• Your objective: Repeat the data word for word. Do not include the pictures.

....

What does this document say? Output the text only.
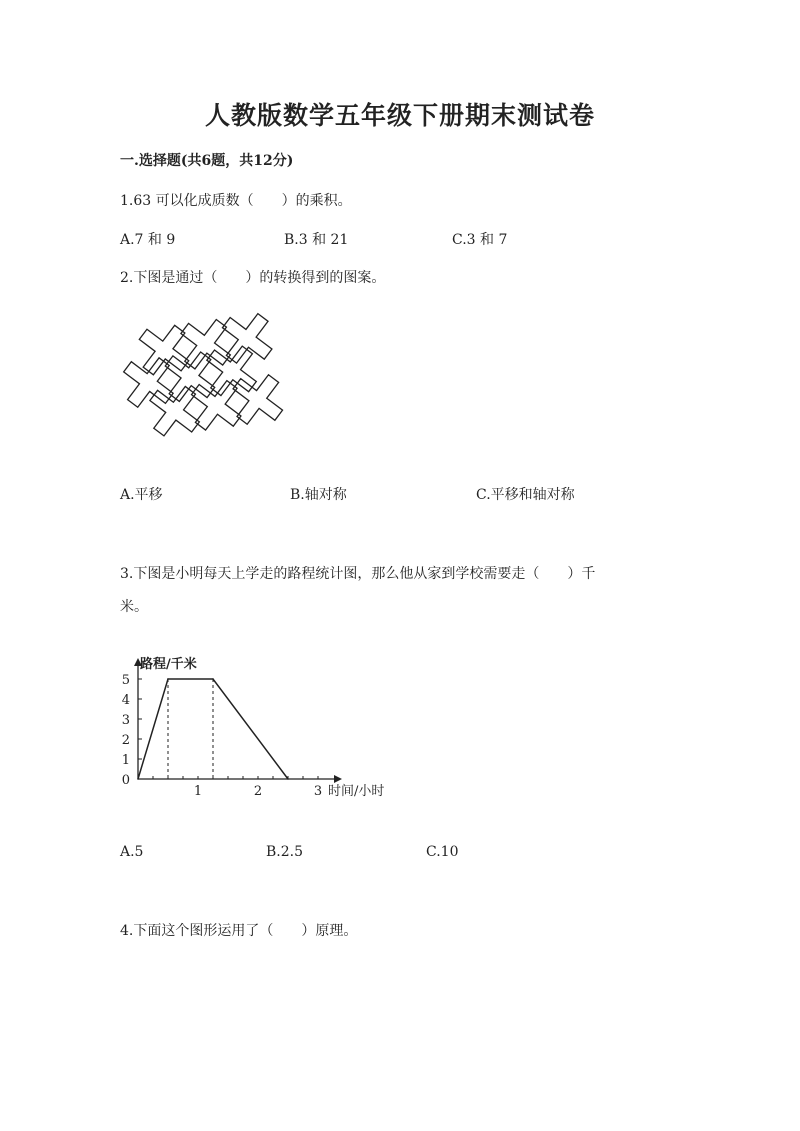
人教版数学五年级下册期末测试卷
一.选择题(共6题，共12分)
1.63 可以化成质数（　　）的乘积。
A.7 和 9	B.3 和 21	C.3 和 7
2.下图是通过（　　）的转换得到的图案。
A.平移	B.轴对称	C.平移和轴对称
3.下图是小明每天上学走的路程统计图，那么他从家到学校需要走（　　）千
米。
0
1
2
3
4
5
1	2	3
路程/千米
时间/小时
A.5	B.2.5	C.10
4.下面这个图形运用了（　　）原理。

....

• Answer for the task:
What does this document say? Output the text only.
人教版数学五年级下册期末测试卷
一.选择题(共6题，共12分)
1.63 可以化成质数（　　）的乘积。
A.7 和 9	B.3 和 21	C.3 和 7
2.下图是通过（　　）的转换得到的图案。
A.平移	B.轴对称	C.平移和轴对称
3.下图是小明每天上学走的路程统计图，那么他从家到学校需要走（　　）千
米。
0
1
2
3
4
5
1	2	3
路程/千米
时间/小时
A.5	B.2.5	C.10
4.下面这个图形运用了（　　）原理。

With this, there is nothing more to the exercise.